◆ Records for the task:
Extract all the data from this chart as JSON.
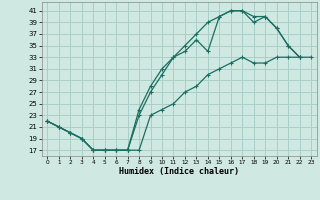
{
  "xlabel": "Humidex (Indice chaleur)",
  "background_color": "#cfe8e2",
  "grid_color": "#a8cfc8",
  "line_color": "#1a6e62",
  "x_ticks": [
    0,
    1,
    2,
    3,
    4,
    5,
    6,
    7,
    8,
    9,
    10,
    11,
    12,
    13,
    14,
    15,
    16,
    17,
    18,
    19,
    20,
    21,
    22,
    23
  ],
  "y_ticks": [
    17,
    19,
    21,
    23,
    25,
    27,
    29,
    31,
    33,
    35,
    37,
    39,
    41
  ],
  "ylim": [
    16.0,
    42.5
  ],
  "xlim": [
    -0.5,
    23.5
  ],
  "line1_x": [
    0,
    1,
    2,
    3,
    4,
    5,
    6,
    7,
    8,
    9,
    10,
    11,
    12,
    13,
    14,
    15,
    16,
    17,
    18,
    19,
    20,
    21,
    22
  ],
  "line1_y": [
    22,
    21,
    20,
    19,
    17,
    17,
    17,
    17,
    24,
    28,
    31,
    33,
    35,
    37,
    39,
    40,
    41,
    41,
    40,
    40,
    38,
    35,
    33
  ],
  "line2_x": [
    0,
    1,
    2,
    3,
    4,
    5,
    6,
    7,
    8,
    9,
    10,
    11,
    12,
    13,
    14,
    15,
    16,
    17,
    18,
    19,
    20,
    21,
    22
  ],
  "line2_y": [
    22,
    21,
    20,
    19,
    17,
    17,
    17,
    17,
    23,
    27,
    30,
    33,
    34,
    36,
    34,
    40,
    41,
    41,
    39,
    40,
    38,
    35,
    33
  ],
  "line3_x": [
    0,
    1,
    2,
    3,
    4,
    5,
    6,
    7,
    8,
    9,
    10,
    11,
    12,
    13,
    14,
    15,
    16,
    17,
    18,
    19,
    20,
    21,
    22,
    23
  ],
  "line3_y": [
    22,
    21,
    20,
    19,
    17,
    17,
    17,
    17,
    17,
    23,
    24,
    25,
    27,
    28,
    30,
    31,
    32,
    33,
    32,
    32,
    33,
    33,
    33,
    33
  ]
}
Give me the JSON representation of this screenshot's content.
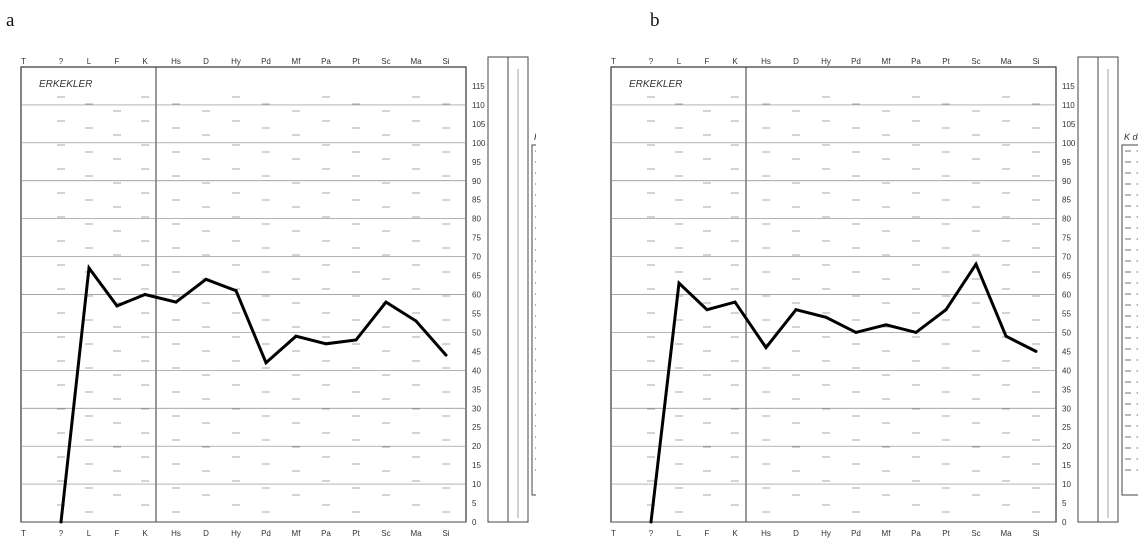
{
  "panels": [
    {
      "letter": "a",
      "title": "ERKEKLER",
      "key_header": "K değerleri"
    },
    {
      "letter": "b",
      "title": "ERKEKLER",
      "key_header": "K değerleri"
    }
  ],
  "chart_data": [
    {
      "type": "line",
      "title": "",
      "panel_label": "a",
      "inner_label": "ERKEKLER",
      "xlabel": "",
      "ylabel": "T",
      "categories": [
        "?",
        "L",
        "F",
        "K",
        "Hs",
        "D",
        "Hy",
        "Pd",
        "Mf",
        "Pa",
        "Pt",
        "Sc",
        "Ma",
        "Si"
      ],
      "series": [
        {
          "values": [
            0,
            67,
            57,
            60,
            58,
            64,
            61,
            42,
            49,
            47,
            48,
            58,
            53,
            44
          ]
        }
      ],
      "ylim": [
        0,
        120
      ],
      "yticks": [
        0,
        5,
        10,
        15,
        20,
        25,
        30,
        35,
        40,
        45,
        50,
        55,
        60,
        65,
        70,
        75,
        80,
        85,
        90,
        95,
        100,
        105,
        110,
        115
      ],
      "grid": true
    },
    {
      "type": "line",
      "title": "",
      "panel_label": "b",
      "inner_label": "ERKEKLER",
      "xlabel": "",
      "ylabel": "T",
      "categories": [
        "?",
        "L",
        "F",
        "K",
        "Hs",
        "D",
        "Hy",
        "Pd",
        "Mf",
        "Pa",
        "Pt",
        "Sc",
        "Ma",
        "Si"
      ],
      "series": [
        {
          "values": [
            0,
            63,
            56,
            58,
            46,
            56,
            54,
            50,
            52,
            50,
            56,
            68,
            49,
            45
          ]
        }
      ],
      "ylim": [
        0,
        120
      ],
      "yticks": [
        0,
        5,
        10,
        15,
        20,
        25,
        30,
        35,
        40,
        45,
        50,
        55,
        60,
        65,
        70,
        75,
        80,
        85,
        90,
        95,
        100,
        105,
        110,
        115
      ],
      "grid": true
    }
  ]
}
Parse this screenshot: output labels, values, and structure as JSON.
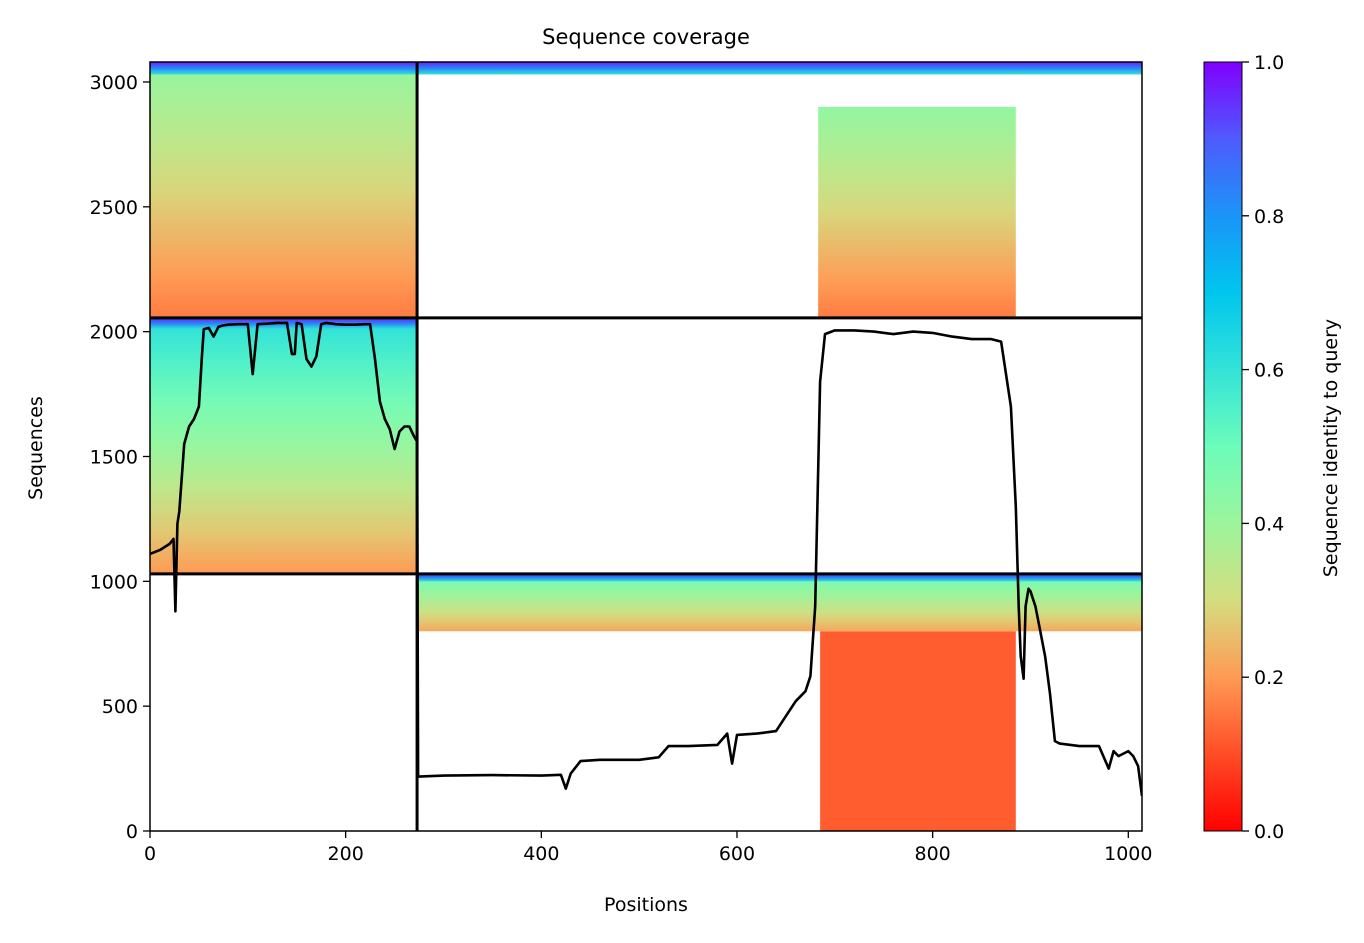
{
  "chart_data": {
    "type": "heatmap",
    "title": "Sequence coverage",
    "xlabel": "Positions",
    "ylabel": "Sequences",
    "xlim": [
      0,
      1014
    ],
    "ylim": [
      0,
      3080
    ],
    "xticks": [
      0,
      200,
      400,
      600,
      800,
      1000
    ],
    "yticks": [
      0,
      500,
      1000,
      1500,
      2000,
      2500,
      3000
    ],
    "colorbar": {
      "label": "Sequence identity to query",
      "range": [
        0,
        1
      ],
      "ticks": [
        0.0,
        0.2,
        0.4,
        0.6,
        0.8,
        1.0
      ],
      "tick_labels": [
        "0.0",
        "0.2",
        "0.4",
        "0.6",
        "0.8",
        "1.0"
      ],
      "colormap": "rainbow_r"
    },
    "chain_boundaries": {
      "positions": [
        273
      ],
      "sequences": [
        1030,
        2055
      ]
    },
    "coverage_blocks": [
      {
        "name": "chain-A-self",
        "x": [
          0,
          273
        ],
        "y": [
          1030,
          2055
        ],
        "identity_top": 0.62,
        "identity_bottom": 0.2
      },
      {
        "name": "chain-A-paired",
        "x": [
          0,
          273
        ],
        "y": [
          2055,
          3080
        ],
        "identity_top": 0.42,
        "identity_bottom": 0.16
      },
      {
        "name": "chain-B-domain-paired",
        "x": [
          683,
          885
        ],
        "y": [
          2055,
          2900
        ],
        "identity_top": 0.42,
        "identity_bottom": 0.16
      },
      {
        "name": "chain-B-domain-self",
        "x": [
          685,
          885
        ],
        "y": [
          0,
          800
        ],
        "identity_top": 0.12,
        "identity_bottom": 0.12
      },
      {
        "name": "chain-B-full-self",
        "x": [
          273,
          1014
        ],
        "y": [
          800,
          1030
        ],
        "identity_top": 0.5,
        "identity_bottom": 0.22
      }
    ],
    "coverage_line": {
      "x": [
        0,
        10,
        20,
        24,
        26,
        28,
        30,
        35,
        40,
        45,
        50,
        53,
        55,
        60,
        65,
        70,
        75,
        80,
        90,
        100,
        105,
        110,
        120,
        130,
        140,
        145,
        148,
        150,
        155,
        160,
        165,
        170,
        175,
        180,
        190,
        200,
        210,
        220,
        225,
        230,
        235,
        240,
        245,
        250,
        255,
        260,
        265,
        270,
        273,
        274,
        275,
        300,
        350,
        400,
        420,
        425,
        430,
        440,
        460,
        500,
        520,
        530,
        550,
        580,
        590,
        595,
        600,
        620,
        640,
        650,
        660,
        670,
        675,
        680,
        685,
        690,
        700,
        720,
        740,
        760,
        780,
        800,
        820,
        840,
        860,
        870,
        875,
        880,
        885,
        888,
        890,
        893,
        895,
        898,
        900,
        905,
        910,
        915,
        920,
        925,
        930,
        950,
        970,
        980,
        985,
        990,
        1000,
        1005,
        1010,
        1014
      ],
      "y": [
        1110,
        1125,
        1150,
        1170,
        880,
        1230,
        1280,
        1550,
        1620,
        1650,
        1700,
        1900,
        2010,
        2015,
        1980,
        2020,
        2025,
        2028,
        2030,
        2030,
        1830,
        2030,
        2032,
        2035,
        2035,
        1910,
        1910,
        2035,
        2030,
        1890,
        1860,
        1900,
        2030,
        2035,
        2030,
        2028,
        2028,
        2030,
        2030,
        1890,
        1720,
        1650,
        1610,
        1530,
        1600,
        1620,
        1620,
        1580,
        1560,
        220,
        218,
        222,
        224,
        222,
        225,
        170,
        230,
        280,
        285,
        285,
        295,
        340,
        340,
        345,
        390,
        270,
        385,
        390,
        400,
        460,
        520,
        560,
        620,
        900,
        1800,
        1990,
        2005,
        2005,
        2000,
        1990,
        2000,
        1995,
        1980,
        1970,
        1970,
        1960,
        1830,
        1700,
        1300,
        900,
        700,
        610,
        900,
        970,
        960,
        900,
        800,
        700,
        550,
        360,
        350,
        340,
        340,
        250,
        320,
        300,
        320,
        300,
        260,
        140
      ]
    }
  }
}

◆ Short exercise:
Your reply is one number: how many lines of the records above contain the word "paired".

◆ Response for this exercise:
2